» **WHAT THE TASK ASKS**
Give every line of the data again, unchanged, but with no pictures.
** start of PROVIDED MATERIAL **
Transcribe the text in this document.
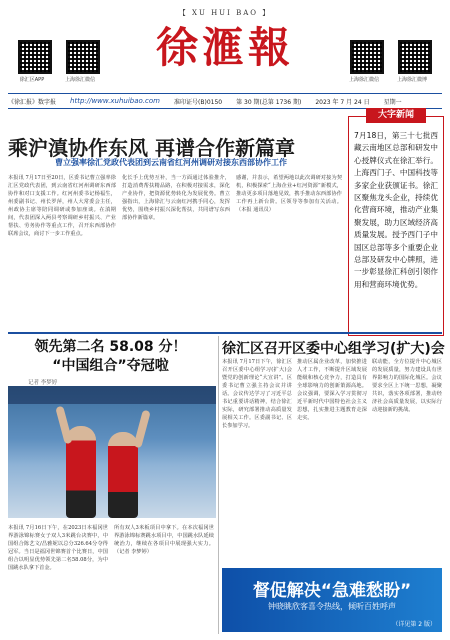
【 XU HUI BAO 】
徐汇区APP	上海徐汇微信
徐滙報
上海徐汇微信	上海徐汇微博
《徐汇报》数字报 http://www.xuhuibao.com 准印证号(B)0150 第 30 期(总第 1736 期) 2023 年 7 月 24 日 星期一
乘沪滇协作东风 再谱合作新篇章
曹立强率徐汇党政代表团到云南省红河州调研对接东西部协作工作
本报讯 7月17日至20日，区委书记曹立强率徐汇区党政代表团，到云南省红河州调研东西部协作和对口支援工作。红河州委书记杨福生，州委副书记、州长罗萍，州人大常委会主任，州政协主席等陪同调研或参加座谈。在滇期间，代表团深入两县考察调研乡村振兴、产业帮扶、劳务协作等重点工作，召开东西部协作联席会议，商讨下一步工作重点。
化长手上优势互补，当一方面通过体验推介，打造消费帮扶精品路，在积极对接需求，深化产业协作，把资源优势转化为发展优势。曹立强指出，上海徐汇与云南红河携手同心，发挥优势，围绕乡村振兴深化帮扶，共同谱写东西部协作新篇章。
感谢，并表示，希望两地以此次调研对接为契机，积极探索“上海企业+红河资源”新模式，推动更多项目落地见效，携手推动东西部协作工作再上新台阶。区领导等参加有关活动。（本报 通讯员）
大字新闻
7月18日，第三十七批西藏云南地区总部和研发中心授牌仪式在徐汇举行。上海西门子、中国科技等多家企业获颁证书。徐汇区聚焦龙头企业，持续优化营商环境，推动产业集聚发展，助力区域经济高质量发展。授予西门子中国区总部等多个重要企业总部及研发中心牌照，进一步彰显徐汇科创引领作用和营商环境优势。
领先第二名 58.08 分！
“中国组合”夺冠啦
记者 李梦婷
本报讯 7月16日下午，在2023日本福冈世界游泳锦标赛女子双人3米跳台决赛中，中国组合陈艺文/昌雅妮以总分326.64分夺得冠军。当日是福冈世锦赛首个比赛日，中国组合以明显优势领先第二名58.08分，为中国跳水队拿下首金。
所有双人3米板项目中拿下。在本次福冈世界游泳锦标赛跳水项目中，中国跳水队延续统治力，继续在各项目中展现强大实力。（记者 李梦婷）
徐汇区召开区委中心组学习(扩大)会
本报讯 7月17日下午，徐汇区召开区委中心组学习(扩大)会暨党的创新理论“大宣讲”。区委书记曹立强主持会议并讲话。会议传达学习了习近平总书记重要讲话精神，结合徐汇实际，研究部署推动高质量发展相关工作。区委副书记、区长参加学习。
推动区属企业改革，加快推进人才工作，不断提升区域发展能级和核心竞争力，打造具有全球影响力的创新策源高地。会议强调，要深入学习贯彻习近平新时代中国特色社会主义思想，扎实推进主题教育走深走实。
联动能，全方位提升中心城区的发展质量，努力建设具有世界影响力的国际化城区。会议要求全区上下统一思想，凝聚共识，落实各项部署，推动经济社会高质量发展，以实际行动迎接新的挑战。
督促解决“急难愁盼”
钟晓眺欣客喜令热线，倾听百姓呼声
（详见第 2 版）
** end of PROVIDED MATERIAL **
» **OUTPUT FOR THIS EXERCISE**
Transcribe the text in this document.
【 XU HUI BAO 】
徐汇区APP	上海徐汇微信
徐滙報
上海徐汇微信	上海徐汇微博
《徐汇报》数字报 http://www.xuhuibao.com 准印证号(B)0150 第 30 期(总第 1736 期) 2023 年 7 月 24 日 星期一
乘沪滇协作东风 再谱合作新篇章
曹立强率徐汇党政代表团到云南省红河州调研对接东西部协作工作
本报讯 7月17日至20日，区委书记曹立强率徐汇区党政代表团，到云南省红河州调研东西部协作和对口支援工作。红河州委书记杨福生，州委副书记、州长罗萍，州人大常委会主任，州政协主席等陪同调研或参加座谈。在滇期间，代表团深入两县考察调研乡村振兴、产业帮扶、劳务协作等重点工作，召开东西部协作联席会议，商讨下一步工作重点。
化长手上优势互补，当一方面通过体验推介，打造消费帮扶精品路，在积极对接需求，深化产业协作，把资源优势转化为发展优势。曹立强指出，上海徐汇与云南红河携手同心，发挥优势，围绕乡村振兴深化帮扶，共同谱写东西部协作新篇章。
感谢，并表示，希望两地以此次调研对接为契机，积极探索“上海企业+红河资源”新模式，推动更多项目落地见效，携手推动东西部协作工作再上新台阶。区领导等参加有关活动。（本报 通讯员）
大字新闻
7月18日，第三十七批西藏云南地区总部和研发中心授牌仪式在徐汇举行。上海西门子、中国科技等多家企业获颁证书。徐汇区聚焦龙头企业，持续优化营商环境，推动产业集聚发展，助力区域经济高质量发展。授予西门子中国区总部等多个重要企业总部及研发中心牌照，进一步彰显徐汇科创引领作用和营商环境优势。
领先第二名 58.08 分！
“中国组合”夺冠啦
记者 李梦婷
本报讯 7月16日下午，在2023日本福冈世界游泳锦标赛女子双人3米跳台决赛中，中国组合陈艺文/昌雅妮以总分326.64分夺得冠军。当日是福冈世锦赛首个比赛日，中国组合以明显优势领先第二名58.08分，为中国跳水队拿下首金。
所有双人3米板项目中拿下。在本次福冈世界游泳锦标赛跳水项目中，中国跳水队延续统治力，继续在各项目中展现强大实力。（记者 李梦婷）
徐汇区召开区委中心组学习(扩大)会
本报讯 7月17日下午，徐汇区召开区委中心组学习(扩大)会暨党的创新理论“大宣讲”。区委书记曹立强主持会议并讲话。会议传达学习了习近平总书记重要讲话精神，结合徐汇实际，研究部署推动高质量发展相关工作。区委副书记、区长参加学习。
推动区属企业改革，加快推进人才工作，不断提升区域发展能级和核心竞争力，打造具有全球影响力的创新策源高地。会议强调，要深入学习贯彻习近平新时代中国特色社会主义思想，扎实推进主题教育走深走实。
联动能，全方位提升中心城区的发展质量，努力建设具有世界影响力的国际化城区。会议要求全区上下统一思想，凝聚共识，落实各项部署，推动经济社会高质量发展，以实际行动迎接新的挑战。
督促解决“急难愁盼”
钟晓眺欣客喜令热线，倾听百姓呼声
（详见第 2 版）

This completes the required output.